___ Raw records ___

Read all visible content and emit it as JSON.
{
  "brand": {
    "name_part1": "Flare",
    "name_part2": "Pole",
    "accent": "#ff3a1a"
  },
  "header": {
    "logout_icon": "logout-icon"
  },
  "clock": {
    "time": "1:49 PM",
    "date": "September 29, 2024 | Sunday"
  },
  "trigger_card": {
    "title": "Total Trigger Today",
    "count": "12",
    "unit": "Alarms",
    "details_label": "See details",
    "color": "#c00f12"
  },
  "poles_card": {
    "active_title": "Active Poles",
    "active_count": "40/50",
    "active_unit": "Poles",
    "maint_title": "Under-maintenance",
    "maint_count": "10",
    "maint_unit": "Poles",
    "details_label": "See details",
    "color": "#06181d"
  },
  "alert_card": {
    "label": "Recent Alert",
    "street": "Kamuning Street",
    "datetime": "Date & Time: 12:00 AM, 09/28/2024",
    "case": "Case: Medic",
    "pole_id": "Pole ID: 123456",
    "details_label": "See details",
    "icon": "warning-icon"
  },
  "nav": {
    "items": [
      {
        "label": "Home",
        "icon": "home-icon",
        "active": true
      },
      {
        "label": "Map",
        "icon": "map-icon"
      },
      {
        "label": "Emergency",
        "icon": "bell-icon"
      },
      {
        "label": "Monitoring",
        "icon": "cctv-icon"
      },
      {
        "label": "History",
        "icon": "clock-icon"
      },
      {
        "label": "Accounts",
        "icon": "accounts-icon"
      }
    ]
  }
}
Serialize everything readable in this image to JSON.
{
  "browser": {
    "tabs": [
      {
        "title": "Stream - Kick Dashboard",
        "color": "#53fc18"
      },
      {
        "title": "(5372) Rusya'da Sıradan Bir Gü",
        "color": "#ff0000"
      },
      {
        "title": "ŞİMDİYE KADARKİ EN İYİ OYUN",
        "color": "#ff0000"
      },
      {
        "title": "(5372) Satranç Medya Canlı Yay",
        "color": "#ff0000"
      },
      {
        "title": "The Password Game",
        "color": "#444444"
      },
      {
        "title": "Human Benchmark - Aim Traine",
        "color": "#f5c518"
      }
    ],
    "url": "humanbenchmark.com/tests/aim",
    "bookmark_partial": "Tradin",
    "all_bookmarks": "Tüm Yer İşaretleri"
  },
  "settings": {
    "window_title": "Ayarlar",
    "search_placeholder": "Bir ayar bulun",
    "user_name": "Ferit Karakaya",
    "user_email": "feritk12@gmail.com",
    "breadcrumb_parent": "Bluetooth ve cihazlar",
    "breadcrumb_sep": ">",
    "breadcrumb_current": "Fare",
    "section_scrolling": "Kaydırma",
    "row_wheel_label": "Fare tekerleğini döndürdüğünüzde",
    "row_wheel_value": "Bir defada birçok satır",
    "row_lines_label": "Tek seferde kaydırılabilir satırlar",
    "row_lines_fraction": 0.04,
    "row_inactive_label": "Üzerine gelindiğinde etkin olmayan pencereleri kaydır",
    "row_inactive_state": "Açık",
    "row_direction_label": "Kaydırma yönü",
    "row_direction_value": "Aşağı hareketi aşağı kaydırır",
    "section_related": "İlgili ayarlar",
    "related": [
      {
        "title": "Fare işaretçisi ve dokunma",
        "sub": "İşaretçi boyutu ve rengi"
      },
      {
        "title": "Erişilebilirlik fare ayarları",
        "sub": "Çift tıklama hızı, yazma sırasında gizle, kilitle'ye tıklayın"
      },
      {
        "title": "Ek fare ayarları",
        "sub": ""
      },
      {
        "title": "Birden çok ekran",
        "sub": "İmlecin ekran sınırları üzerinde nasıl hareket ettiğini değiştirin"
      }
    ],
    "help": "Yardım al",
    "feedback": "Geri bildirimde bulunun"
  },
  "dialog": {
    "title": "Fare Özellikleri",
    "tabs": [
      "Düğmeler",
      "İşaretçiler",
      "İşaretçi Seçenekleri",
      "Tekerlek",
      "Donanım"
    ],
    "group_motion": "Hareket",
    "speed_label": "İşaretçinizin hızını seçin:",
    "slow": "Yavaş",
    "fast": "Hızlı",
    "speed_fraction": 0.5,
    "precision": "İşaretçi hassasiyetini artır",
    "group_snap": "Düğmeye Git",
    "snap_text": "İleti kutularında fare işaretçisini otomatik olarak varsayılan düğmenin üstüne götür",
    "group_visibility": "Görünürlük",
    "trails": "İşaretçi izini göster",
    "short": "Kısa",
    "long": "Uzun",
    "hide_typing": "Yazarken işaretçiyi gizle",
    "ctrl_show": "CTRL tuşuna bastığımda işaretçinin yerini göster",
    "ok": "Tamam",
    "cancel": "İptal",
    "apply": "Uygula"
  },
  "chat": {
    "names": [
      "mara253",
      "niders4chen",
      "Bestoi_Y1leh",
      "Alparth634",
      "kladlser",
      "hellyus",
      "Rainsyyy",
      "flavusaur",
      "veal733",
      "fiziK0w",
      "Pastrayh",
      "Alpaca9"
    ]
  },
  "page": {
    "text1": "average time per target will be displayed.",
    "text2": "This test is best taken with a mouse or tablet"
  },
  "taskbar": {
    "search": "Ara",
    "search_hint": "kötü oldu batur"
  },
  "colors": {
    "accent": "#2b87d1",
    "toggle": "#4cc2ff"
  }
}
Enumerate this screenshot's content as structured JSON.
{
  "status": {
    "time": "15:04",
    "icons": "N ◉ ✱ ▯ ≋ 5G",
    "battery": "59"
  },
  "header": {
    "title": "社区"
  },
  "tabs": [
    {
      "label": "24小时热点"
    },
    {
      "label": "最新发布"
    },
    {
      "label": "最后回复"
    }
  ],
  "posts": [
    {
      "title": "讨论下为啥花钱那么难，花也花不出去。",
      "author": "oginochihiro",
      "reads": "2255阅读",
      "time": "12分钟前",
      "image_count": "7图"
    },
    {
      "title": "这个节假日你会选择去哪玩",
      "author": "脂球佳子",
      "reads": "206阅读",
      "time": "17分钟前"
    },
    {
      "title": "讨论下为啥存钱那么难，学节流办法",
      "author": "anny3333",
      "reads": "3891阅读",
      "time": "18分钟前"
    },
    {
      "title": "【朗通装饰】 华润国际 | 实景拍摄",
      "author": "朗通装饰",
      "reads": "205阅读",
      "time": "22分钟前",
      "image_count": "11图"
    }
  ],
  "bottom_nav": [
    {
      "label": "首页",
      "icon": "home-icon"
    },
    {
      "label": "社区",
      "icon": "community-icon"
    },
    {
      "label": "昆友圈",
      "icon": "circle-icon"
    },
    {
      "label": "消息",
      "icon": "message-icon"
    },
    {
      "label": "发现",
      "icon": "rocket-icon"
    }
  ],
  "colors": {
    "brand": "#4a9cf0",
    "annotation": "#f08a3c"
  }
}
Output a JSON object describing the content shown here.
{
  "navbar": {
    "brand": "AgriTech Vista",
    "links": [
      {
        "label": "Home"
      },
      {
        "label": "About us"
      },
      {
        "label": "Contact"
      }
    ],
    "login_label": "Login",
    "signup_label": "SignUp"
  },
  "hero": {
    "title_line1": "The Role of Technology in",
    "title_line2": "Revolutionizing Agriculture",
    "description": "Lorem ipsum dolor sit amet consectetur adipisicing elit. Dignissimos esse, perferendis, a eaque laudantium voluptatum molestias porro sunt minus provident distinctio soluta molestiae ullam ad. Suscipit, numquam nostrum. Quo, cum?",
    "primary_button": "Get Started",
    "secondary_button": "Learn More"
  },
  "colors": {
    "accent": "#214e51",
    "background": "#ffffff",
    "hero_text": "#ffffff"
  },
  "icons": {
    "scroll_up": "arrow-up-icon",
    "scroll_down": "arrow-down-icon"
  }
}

___

Select and copy every line from the records that includes the word "Kaydırma".

Written reply:
    "section_scrolling": "Kaydırma",
    "row_direction_label": "Kaydırma yönü",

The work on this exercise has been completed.